The problem: Every record must appear in your copy exactly as written, with no pictures.

Dataset extract:
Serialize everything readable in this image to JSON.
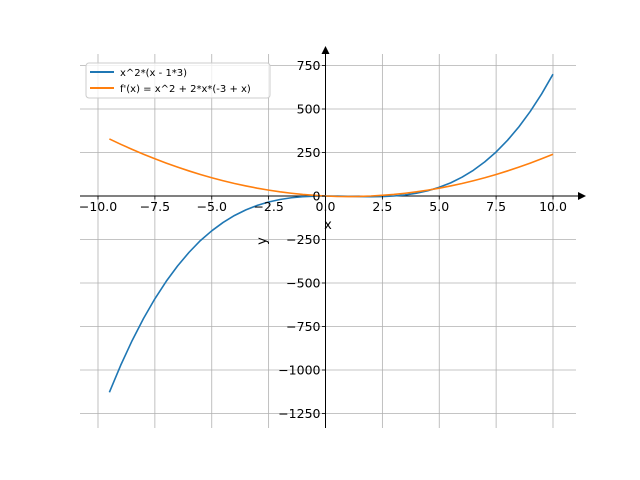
{
  "chart_data": {
    "type": "line",
    "title": "",
    "xlabel": "x",
    "ylabel": "y",
    "xlim": [
      -10.5,
      10.5
    ],
    "ylim": [
      -1330,
      860
    ],
    "grid": true,
    "legend_position": "top-left",
    "x_ticks": [
      -10.0,
      -7.5,
      -5.0,
      -2.5,
      0.0,
      2.5,
      5.0,
      7.5,
      10.0
    ],
    "x_tick_labels": [
      "−10.0",
      "−7.5",
      "−5.0",
      "−2.5",
      "0.0",
      "2.5",
      "5.0",
      "7.5",
      "10.0"
    ],
    "y_ticks": [
      750,
      500,
      250,
      0,
      -250,
      -500,
      -750,
      -1000,
      -1250
    ],
    "y_tick_labels": [
      "750",
      "500",
      "250",
      "0",
      "−250",
      "−500",
      "−750",
      "−1000",
      "−1250"
    ],
    "x": [
      -9.5,
      -9.0,
      -8.5,
      -8.0,
      -7.5,
      -7.0,
      -6.5,
      -6.0,
      -5.5,
      -5.0,
      -4.5,
      -4.0,
      -3.5,
      -3.0,
      -2.5,
      -2.0,
      -1.5,
      -1.0,
      -0.5,
      0.0,
      0.5,
      1.0,
      1.5,
      2.0,
      2.5,
      3.0,
      3.5,
      4.0,
      4.5,
      5.0,
      5.5,
      6.0,
      6.5,
      7.0,
      7.5,
      8.0,
      8.5,
      9.0,
      9.5,
      10.0
    ],
    "series": [
      {
        "name": "x^2*(x - 1*3)",
        "color": "#1f77b4",
        "values": [
          -1128.1,
          -972.0,
          -830.9,
          -704.0,
          -590.6,
          -490.0,
          -401.6,
          -324.0,
          -256.4,
          -200.0,
          -151.9,
          -112.0,
          -79.6,
          -54.0,
          -34.4,
          -20.0,
          -10.1,
          -4.0,
          -0.9,
          0.0,
          -0.6,
          -2.0,
          -3.4,
          -4.0,
          -3.1,
          0.0,
          6.1,
          16.0,
          30.4,
          50.0,
          75.6,
          108.0,
          147.9,
          196.0,
          253.1,
          320.0,
          397.4,
          486.0,
          586.6,
          700.0
        ]
      },
      {
        "name": "f'(x) = x^2 + 2*x*(-3 + x)",
        "color": "#ff7f0e",
        "values": [
          327.8,
          297.0,
          267.8,
          240.0,
          213.8,
          189.0,
          165.8,
          144.0,
          123.8,
          105.0,
          87.8,
          72.0,
          57.8,
          45.0,
          33.8,
          24.0,
          15.8,
          9.0,
          3.8,
          0.0,
          -2.3,
          -3.0,
          -2.3,
          0.0,
          3.8,
          9.0,
          15.8,
          24.0,
          33.8,
          45.0,
          57.8,
          72.0,
          87.8,
          105.0,
          123.8,
          144.0,
          165.8,
          189.0,
          213.8,
          240.0
        ]
      }
    ]
  }
}
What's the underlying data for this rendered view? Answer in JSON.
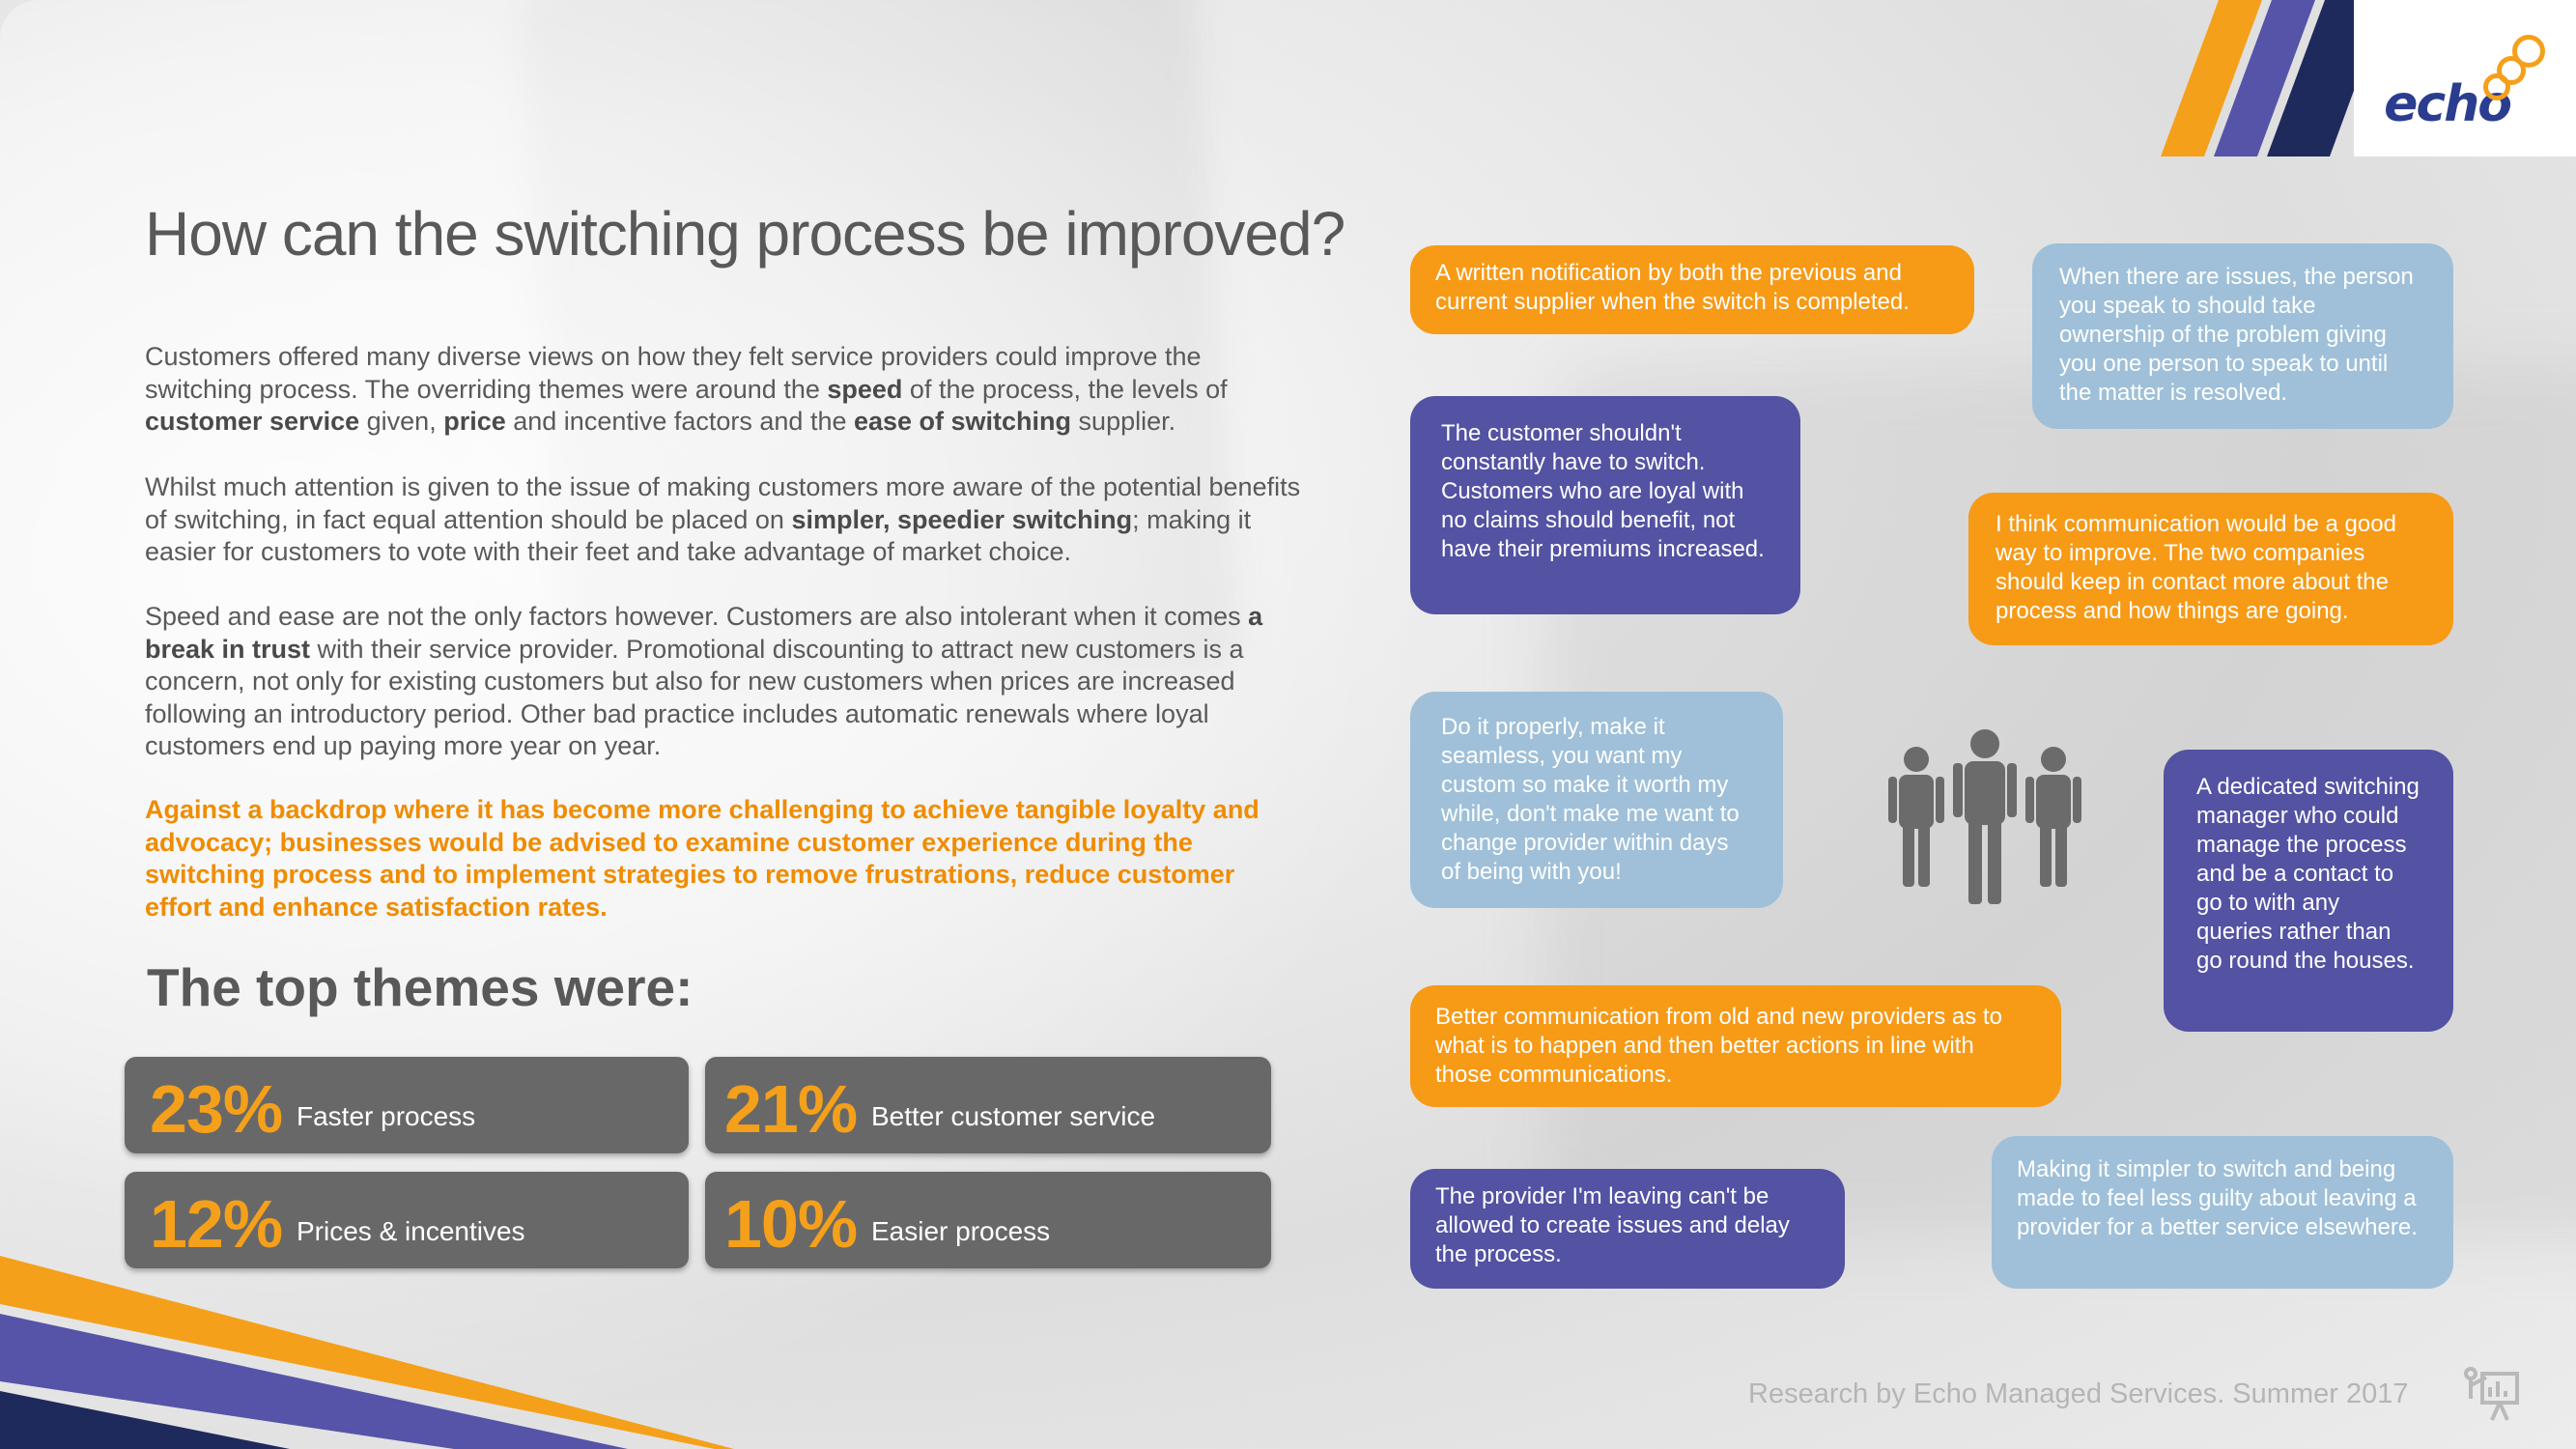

Correct result:
Serialize everything readable in this image to JSON.
{
  "chart_data": {
    "type": "line",
    "title": "",
    "xlabel": "x",
    "ylabel": "y",
    "xlim": [
      -10.5,
      10.5
    ],
    "ylim": [
      -1330,
      860
    ],
    "grid": true,
    "legend_position": "top-left",
    "x_ticks": [
      -10.0,
      -7.5,
      -5.0,
      -2.5,
      0.0,
      2.5,
      5.0,
      7.5,
      10.0
    ],
    "x_tick_labels": [
      "−10.0",
      "−7.5",
      "−5.0",
      "−2.5",
      "0.0",
      "2.5",
      "5.0",
      "7.5",
      "10.0"
    ],
    "y_ticks": [
      750,
      500,
      250,
      0,
      -250,
      -500,
      -750,
      -1000,
      -1250
    ],
    "y_tick_labels": [
      "750",
      "500",
      "250",
      "0",
      "−250",
      "−500",
      "−750",
      "−1000",
      "−1250"
    ],
    "x": [
      -9.5,
      -9.0,
      -8.5,
      -8.0,
      -7.5,
      -7.0,
      -6.5,
      -6.0,
      -5.5,
      -5.0,
      -4.5,
      -4.0,
      -3.5,
      -3.0,
      -2.5,
      -2.0,
      -1.5,
      -1.0,
      -0.5,
      0.0,
      0.5,
      1.0,
      1.5,
      2.0,
      2.5,
      3.0,
      3.5,
      4.0,
      4.5,
      5.0,
      5.5,
      6.0,
      6.5,
      7.0,
      7.5,
      8.0,
      8.5,
      9.0,
      9.5,
      10.0
    ],
    "series": [
      {
        "name": "x^2*(x - 1*3)",
        "color": "#1f77b4",
        "values": [
          -1128.1,
          -972.0,
          -830.9,
          -704.0,
          -590.6,
          -490.0,
          -401.6,
          -324.0,
          -256.4,
          -200.0,
          -151.9,
          -112.0,
          -79.6,
          -54.0,
          -34.4,
          -20.0,
          -10.1,
          -4.0,
          -0.9,
          0.0,
          -0.6,
          -2.0,
          -3.4,
          -4.0,
          -3.1,
          0.0,
          6.1,
          16.0,
          30.4,
          50.0,
          75.6,
          108.0,
          147.9,
          196.0,
          253.1,
          320.0,
          397.4,
          486.0,
          586.6,
          700.0
        ]
      },
      {
        "name": "f'(x) = x^2 + 2*x*(-3 + x)",
        "color": "#ff7f0e",
        "values": [
          327.8,
          297.0,
          267.8,
          240.0,
          213.8,
          189.0,
          165.8,
          144.0,
          123.8,
          105.0,
          87.8,
          72.0,
          57.8,
          45.0,
          33.8,
          24.0,
          15.8,
          9.0,
          3.8,
          0.0,
          -2.3,
          -3.0,
          -2.3,
          0.0,
          3.8,
          9.0,
          15.8,
          24.0,
          33.8,
          45.0,
          57.8,
          72.0,
          87.8,
          105.0,
          123.8,
          144.0,
          165.8,
          189.0,
          213.8,
          240.0
        ]
      }
    ]
  }
}
What's the underlying data for this rendered view? Answer in JSON.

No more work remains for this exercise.